* Trecho selecionado *
+ + + +
Michel Prieur, a visão humanista do direito ambiental

em 8 September, 2010


O direito ambiental ao estabelecer que o homem deva proteger o meio ambiente, conseguiu frear em muitas situações o avanço da poluição no Planeta. “O direito ambiental não fez milagres, não aumentou a poluição e não protegeu mais a Natureza, mas impediu que degradações maiores acontecessem”, a avaliação é de Michel Prieur, conceituado jurista francês e um dos precursores da pesquisa jurídica que ajudou a formar as bases do direito ambiental no mundo. Prieur ressalta que “passamos da fase em que estávamos confeccionando o direito para uma época em que rapidamente esse direito é aplicado”.  Ele esteve em São Paulo para participar do Congresso internacional “O novo no direito ambiental por Michel Prieur” realizado pela Procuradoria Regional da República, e conversou com o Observatório Eco.

Michel Prieur nasceu na França em 1940, escreveu inúmeras obras, entre elas, o clássico “O Direito do Meio Ambiente”. Recebeu o Prêmio Elizabeth Haub e a Medalha de Ouro do Direito do Meio Ambiente da Universidade de Bruxelas. Desenvolveu seu trabalho na Universidade de Limoges e atua no CRIDEAU (Centro de Pesquisa Interdisciplinar de Direito Ambiental e Planejamento Urbano). Sua vasta obra inclui temas como, riscos industriais e naturais, gestão urbana, estudos de impacto e proteção ao meio ambiente, poluição trans-fronteiriça, impactos radiativos.
+ + + +
* Dados fornecidos *
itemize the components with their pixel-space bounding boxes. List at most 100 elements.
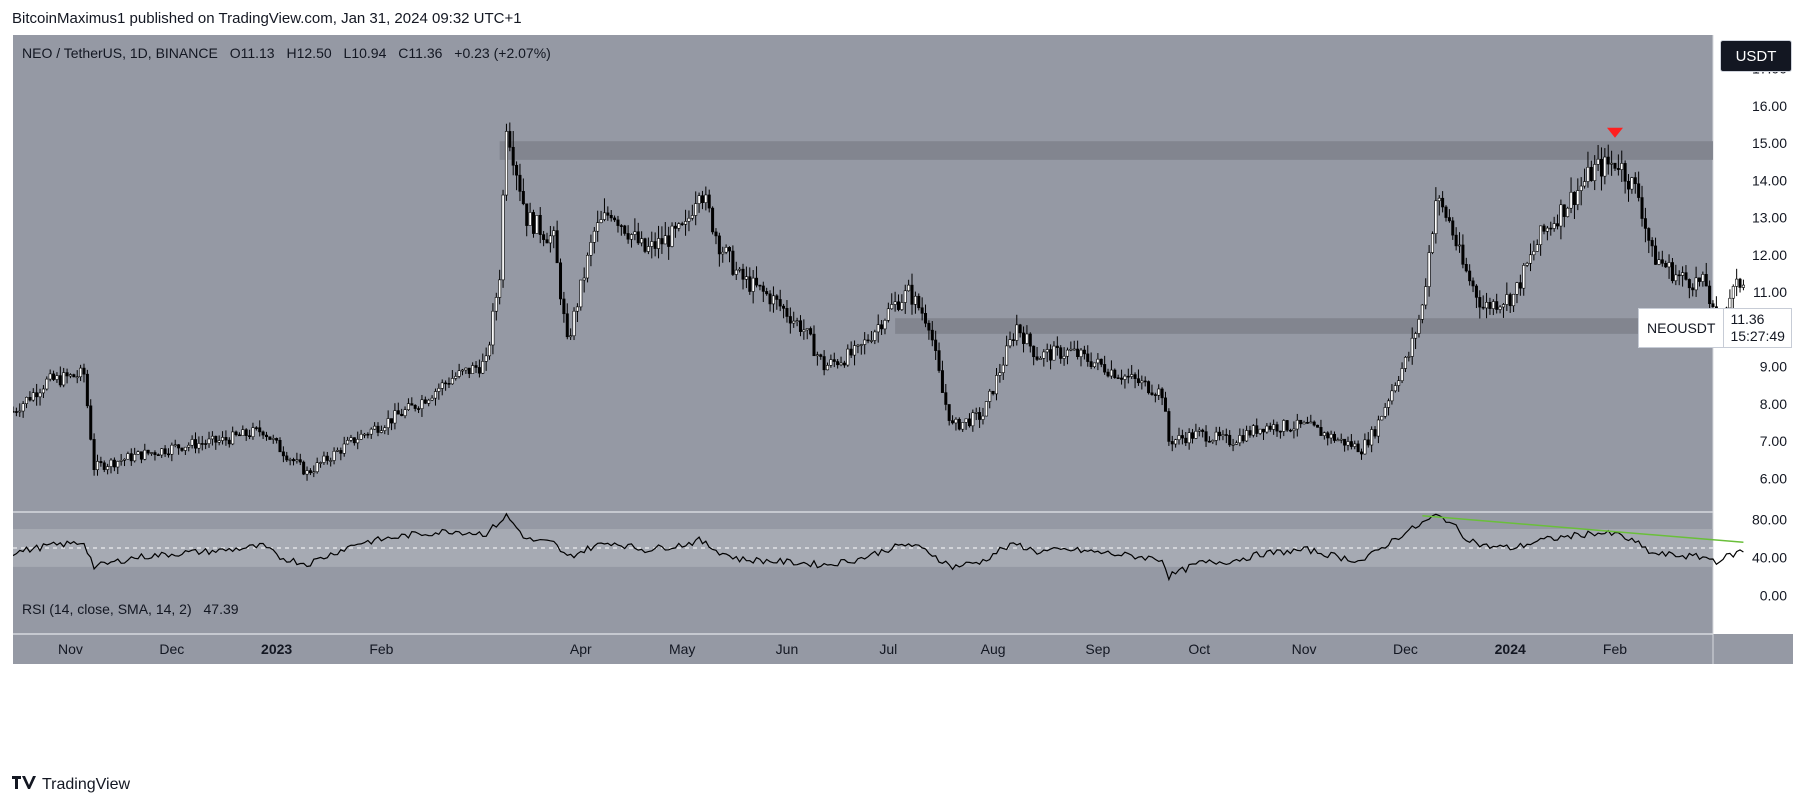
candle-body: [1295, 419, 1299, 430]
candle-body: [1113, 369, 1117, 379]
time-axis-label: Feb: [369, 641, 393, 657]
candle-body: [1390, 390, 1394, 402]
candle-body: [1059, 347, 1063, 359]
candle-body: [613, 217, 617, 221]
rsi-tick-label: 80.00: [1752, 512, 1787, 528]
candle-body: [1339, 438, 1343, 441]
time-axis-label: Aug: [981, 641, 1006, 657]
candle-body: [133, 454, 137, 462]
price-tick-label: 7.00: [1760, 433, 1787, 449]
candle-body: [92, 439, 96, 471]
candle-body: [204, 443, 208, 445]
candle-body: [559, 262, 563, 300]
candle-body: [1042, 351, 1046, 359]
candle-body: [1079, 349, 1083, 357]
candle-body: [302, 461, 306, 475]
candle-body: [994, 375, 998, 395]
candle-body: [356, 438, 360, 444]
candle-body: [555, 230, 559, 264]
candle-body: [430, 397, 434, 401]
candle-body: [842, 362, 846, 366]
candle-body: [126, 453, 130, 460]
candle-body: [1562, 204, 1566, 217]
candle-body: [1366, 439, 1370, 446]
candle-body: [332, 450, 336, 461]
footer-branding[interactable]: TradingView: [12, 776, 130, 794]
candle-body: [221, 437, 225, 441]
candle-body: [464, 367, 468, 371]
rsi-value: 47.39: [203, 601, 239, 617]
candle-body: [1214, 431, 1218, 441]
candle-body: [1130, 374, 1134, 377]
candle-body: [21, 403, 25, 412]
price-chart[interactable]: 6.007.008.009.0010.0011.0012.0013.0014.0…: [13, 35, 1793, 764]
candle-body: [349, 437, 353, 441]
candle-body: [711, 207, 715, 233]
candle-body: [55, 375, 59, 380]
candle-body: [1272, 424, 1276, 430]
candle-body: [261, 431, 265, 436]
candle-body: [653, 241, 657, 249]
candle-body: [765, 291, 769, 295]
candle-body: [1194, 430, 1198, 439]
candle-body: [1123, 375, 1127, 380]
candle-body: [1069, 348, 1073, 351]
candle-body: [1319, 427, 1323, 436]
candle-body: [873, 331, 877, 341]
candle-body: [1035, 356, 1039, 360]
candle-body: [1305, 422, 1309, 424]
candle-body: [1015, 324, 1019, 341]
candle-body: [1735, 278, 1739, 287]
candle-body: [1032, 345, 1036, 358]
candle-body: [748, 276, 752, 292]
candle-body: [1150, 392, 1154, 395]
candle-body: [305, 470, 309, 475]
candle-body: [629, 234, 633, 240]
candle-body: [1265, 425, 1269, 433]
candle-body: [1599, 158, 1603, 177]
candle-body: [1694, 277, 1698, 291]
candle-body: [1613, 162, 1617, 169]
candle-body: [471, 365, 475, 374]
candle-body: [396, 410, 400, 415]
symbol-legend: NEO / TetherUS, 1D, BINANCE O11.13 H12.5…: [22, 45, 551, 61]
candle-body: [346, 440, 350, 445]
candle-body: [1677, 274, 1681, 277]
candle-body: [1640, 197, 1644, 219]
candle-body: [379, 430, 383, 433]
candle-body: [1096, 358, 1100, 364]
candle-body: [373, 425, 377, 430]
candle-body: [1187, 432, 1191, 444]
candle-body: [1322, 432, 1326, 436]
candle-body: [1647, 228, 1651, 241]
candle-body: [863, 339, 867, 345]
candle-body: [477, 367, 481, 374]
candle-body: [1045, 349, 1049, 353]
candle-body: [724, 247, 728, 253]
candle-body: [1508, 294, 1512, 307]
candle-body: [406, 403, 410, 410]
candle-body: [771, 295, 775, 305]
candle-body: [258, 427, 262, 433]
candle-body: [1427, 252, 1431, 287]
close-value: 11.36: [408, 45, 443, 61]
currency-button[interactable]: USDT: [1720, 40, 1792, 72]
candle-body: [778, 299, 782, 307]
candle-body: [1414, 333, 1418, 339]
candle-body: [410, 403, 414, 406]
candle-body: [1515, 282, 1519, 295]
candle-body: [1065, 349, 1069, 357]
candle-body: [139, 451, 143, 460]
candle-body: [383, 427, 387, 431]
chart-frame[interactable]: 6.007.008.009.0010.0011.0012.0013.0014.0…: [13, 35, 1793, 764]
candle-body: [1471, 280, 1475, 287]
candle-body: [335, 450, 339, 452]
candle-body: [667, 235, 671, 247]
candle-body: [633, 231, 637, 235]
candle-body: [515, 164, 519, 176]
candle-body: [930, 329, 934, 341]
candle-body: [924, 313, 928, 324]
candle-body: [322, 455, 326, 463]
candle-body: [1660, 259, 1664, 264]
candle-body: [224, 437, 228, 441]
+ + + +
* Tarefas e exercícios *
1 > De acordo com o texto sobre Michel Prieur, por que o direito ambiental conseguiu frear o avanço da poluição em muitas situações? Responda em uma a três frases.
2 > Reescreva nos registros tudo o que vai da linha que contém "candle-body: [1295, 419, 1299, 430]" até a linha que contém "candle-body: [1272, 424, 1276, 430]", com as duas incluídas. Troque "candle-body" por "corpo-da-vela" e deixe todo o resto igual.

* Respostas dadas *
1 > Porque estabeleceu que o homem deve proteger o meio ambiente. Segundo Prieur, esse direito não fez milagres, mas impediu que degradações maiores acontecessem.

2 >
corpo-da-vela: [1295, 419, 1299, 430]
corpo-da-vela: [1113, 369, 1117, 379]
time-axis-label: Feb: [369, 641, 393, 657]
corpo-da-vela: [1390, 390, 1394, 402]
corpo-da-vela: [1059, 347, 1063, 359]
corpo-da-vela: [613, 217, 617, 221]
rsi-tick-label: 80.00: [1752, 512, 1787, 528]
corpo-da-vela: [1339, 438, 1343, 441]
time-axis-label: Aug: [981, 641, 1006, 657]
corpo-da-vela: [133, 454, 137, 462]
price-tick-label: 7.00: [1760, 433, 1787, 449]
corpo-da-vela: [92, 439, 96, 471]
corpo-da-vela: [204, 443, 208, 445]
corpo-da-vela: [559, 262, 563, 300]
corpo-da-vela: [1042, 351, 1046, 359]
corpo-da-vela: [1079, 349, 1083, 357]
corpo-da-vela: [302, 461, 306, 475]
corpo-da-vela: [994, 375, 998, 395]
corpo-da-vela: [356, 438, 360, 444]
corpo-da-vela: [555, 230, 559, 264]
corpo-da-vela: [430, 397, 434, 401]
corpo-da-vela: [842, 362, 846, 366]
corpo-da-vela: [126, 453, 130, 460]
corpo-da-vela: [1562, 204, 1566, 217]
corpo-da-vela: [1366, 439, 1370, 446]
corpo-da-vela: [332, 450, 336, 461]
footer-branding[interactable]: TradingView: [12, 776, 130, 794]
corpo-da-vela: [221, 437, 225, 441]
corpo-da-vela: [464, 367, 468, 371]
rsi-value: 47.39: [203, 601, 239, 617]
corpo-da-vela: [1214, 431, 1218, 441]
corpo-da-vela: [1130, 374, 1134, 377]
corpo-da-vela: [21, 403, 25, 412]
price-chart[interactable]: 6.007.008.009.0010.0011.0012.0013.0014.0…: [13, 35, 1793, 764]
corpo-da-vela: [349, 437, 353, 441]
corpo-da-vela: [711, 207, 715, 233]
corpo-da-vela: [55, 375, 59, 380]
corpo-da-vela: [1272, 424, 1276, 430]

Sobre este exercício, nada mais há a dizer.